* Start Items *
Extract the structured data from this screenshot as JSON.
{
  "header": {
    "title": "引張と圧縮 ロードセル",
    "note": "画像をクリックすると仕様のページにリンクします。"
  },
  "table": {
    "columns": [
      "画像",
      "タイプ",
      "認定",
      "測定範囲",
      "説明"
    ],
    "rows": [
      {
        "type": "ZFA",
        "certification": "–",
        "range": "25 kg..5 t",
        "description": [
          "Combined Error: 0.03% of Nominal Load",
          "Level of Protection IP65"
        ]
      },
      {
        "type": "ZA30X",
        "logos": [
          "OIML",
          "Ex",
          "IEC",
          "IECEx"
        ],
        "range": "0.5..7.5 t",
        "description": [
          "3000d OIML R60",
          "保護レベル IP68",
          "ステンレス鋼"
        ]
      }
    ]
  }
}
* End Items *
Every entry above needs to be quoted exactly.

Extract the structured data from this screenshot as JSON.
{
  "header": {
    "title": "引張と圧縮 ロードセル",
    "note": "画像をクリックすると仕様のページにリンクします。"
  },
  "table": {
    "columns": [
      "画像",
      "タイプ",
      "認定",
      "測定範囲",
      "説明"
    ],
    "rows": [
      {
        "type": "ZFA",
        "certification": "–",
        "range": "25 kg..5 t",
        "description": [
          "Combined Error: 0.03% of Nominal Load",
          "Level of Protection IP65"
        ]
      },
      {
        "type": "ZA30X",
        "logos": [
          "OIML",
          "Ex",
          "IEC",
          "IECEx"
        ],
        "range": "0.5..7.5 t",
        "description": [
          "3000d OIML R60",
          "保護レベル IP68",
          "ステンレス鋼"
        ]
      }
    ]
  }
}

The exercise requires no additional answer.